=== Given data ===

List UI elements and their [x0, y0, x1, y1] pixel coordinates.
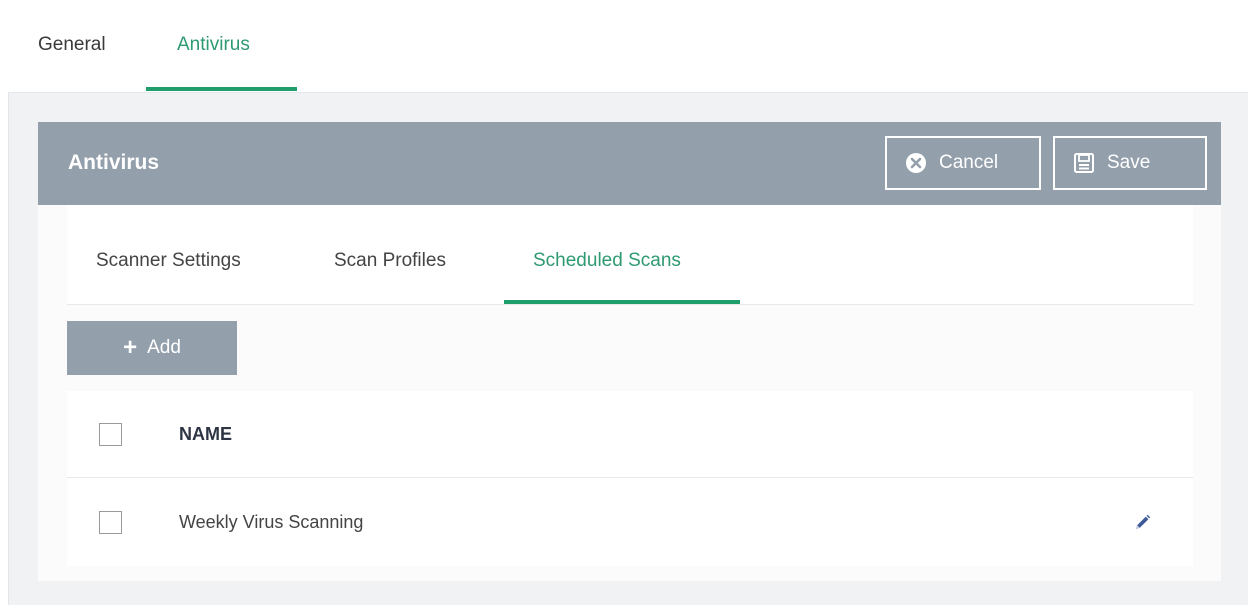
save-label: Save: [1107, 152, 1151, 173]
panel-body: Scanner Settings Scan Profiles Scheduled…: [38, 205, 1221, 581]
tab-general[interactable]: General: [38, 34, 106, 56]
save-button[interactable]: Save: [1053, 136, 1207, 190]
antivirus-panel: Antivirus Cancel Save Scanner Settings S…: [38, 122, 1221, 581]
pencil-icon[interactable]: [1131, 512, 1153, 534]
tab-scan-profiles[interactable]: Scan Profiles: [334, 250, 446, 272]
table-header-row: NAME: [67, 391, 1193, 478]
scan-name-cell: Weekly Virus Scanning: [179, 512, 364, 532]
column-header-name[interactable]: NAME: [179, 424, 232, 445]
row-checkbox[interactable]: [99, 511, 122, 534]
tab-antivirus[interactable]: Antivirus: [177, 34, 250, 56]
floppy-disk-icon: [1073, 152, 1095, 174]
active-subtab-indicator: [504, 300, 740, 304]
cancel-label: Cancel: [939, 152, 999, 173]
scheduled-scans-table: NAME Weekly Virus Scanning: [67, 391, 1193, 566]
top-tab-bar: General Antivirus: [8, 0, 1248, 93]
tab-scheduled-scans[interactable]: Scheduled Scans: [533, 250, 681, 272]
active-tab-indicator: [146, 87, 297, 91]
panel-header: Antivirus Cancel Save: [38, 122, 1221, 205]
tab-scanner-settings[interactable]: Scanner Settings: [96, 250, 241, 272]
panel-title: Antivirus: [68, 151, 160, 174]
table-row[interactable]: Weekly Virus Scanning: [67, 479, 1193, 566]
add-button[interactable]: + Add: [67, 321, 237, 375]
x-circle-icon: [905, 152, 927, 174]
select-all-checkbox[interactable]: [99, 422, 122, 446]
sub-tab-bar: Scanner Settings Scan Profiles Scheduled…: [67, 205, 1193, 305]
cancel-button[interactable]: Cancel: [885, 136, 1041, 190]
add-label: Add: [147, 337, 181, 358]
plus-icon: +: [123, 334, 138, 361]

===

## Task details
Scan the records for the string "icon" and show every line that contains it.

## Expected answer
pencil-icon[interactable]: [1131, 512, 1153, 534]
floppy-disk-icon: [1073, 152, 1095, 174]
x-circle-icon: [905, 152, 927, 174]
plus-icon: +: [123, 334, 138, 361]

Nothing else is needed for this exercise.